# SHORT PROBLEM:
How many lines of the records below contain the word "guàn"? Answer with the number alone.
▽
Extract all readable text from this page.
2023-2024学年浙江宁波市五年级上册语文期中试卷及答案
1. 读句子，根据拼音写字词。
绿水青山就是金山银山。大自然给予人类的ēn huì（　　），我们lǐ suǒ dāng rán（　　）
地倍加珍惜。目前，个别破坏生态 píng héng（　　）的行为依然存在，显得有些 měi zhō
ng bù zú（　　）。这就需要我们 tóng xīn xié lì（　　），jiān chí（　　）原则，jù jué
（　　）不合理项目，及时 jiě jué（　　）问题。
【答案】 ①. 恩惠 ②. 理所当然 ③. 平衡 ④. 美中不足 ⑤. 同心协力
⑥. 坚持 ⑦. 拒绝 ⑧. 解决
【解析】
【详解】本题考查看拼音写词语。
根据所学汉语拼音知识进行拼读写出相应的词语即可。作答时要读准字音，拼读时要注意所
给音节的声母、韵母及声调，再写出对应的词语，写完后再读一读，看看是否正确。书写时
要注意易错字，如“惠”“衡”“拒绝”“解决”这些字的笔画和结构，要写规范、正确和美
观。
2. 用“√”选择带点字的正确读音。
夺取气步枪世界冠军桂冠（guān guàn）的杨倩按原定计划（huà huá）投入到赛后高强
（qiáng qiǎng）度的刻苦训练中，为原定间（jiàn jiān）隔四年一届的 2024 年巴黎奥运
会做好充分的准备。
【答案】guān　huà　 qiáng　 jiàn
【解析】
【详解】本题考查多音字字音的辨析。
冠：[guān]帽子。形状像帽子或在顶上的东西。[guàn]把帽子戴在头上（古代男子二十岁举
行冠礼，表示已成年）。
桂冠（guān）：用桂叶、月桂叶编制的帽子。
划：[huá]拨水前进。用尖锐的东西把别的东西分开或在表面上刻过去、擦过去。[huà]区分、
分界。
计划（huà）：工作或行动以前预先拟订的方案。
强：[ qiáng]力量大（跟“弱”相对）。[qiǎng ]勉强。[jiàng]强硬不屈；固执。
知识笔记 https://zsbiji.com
△
# EXERCISE RESULT:
2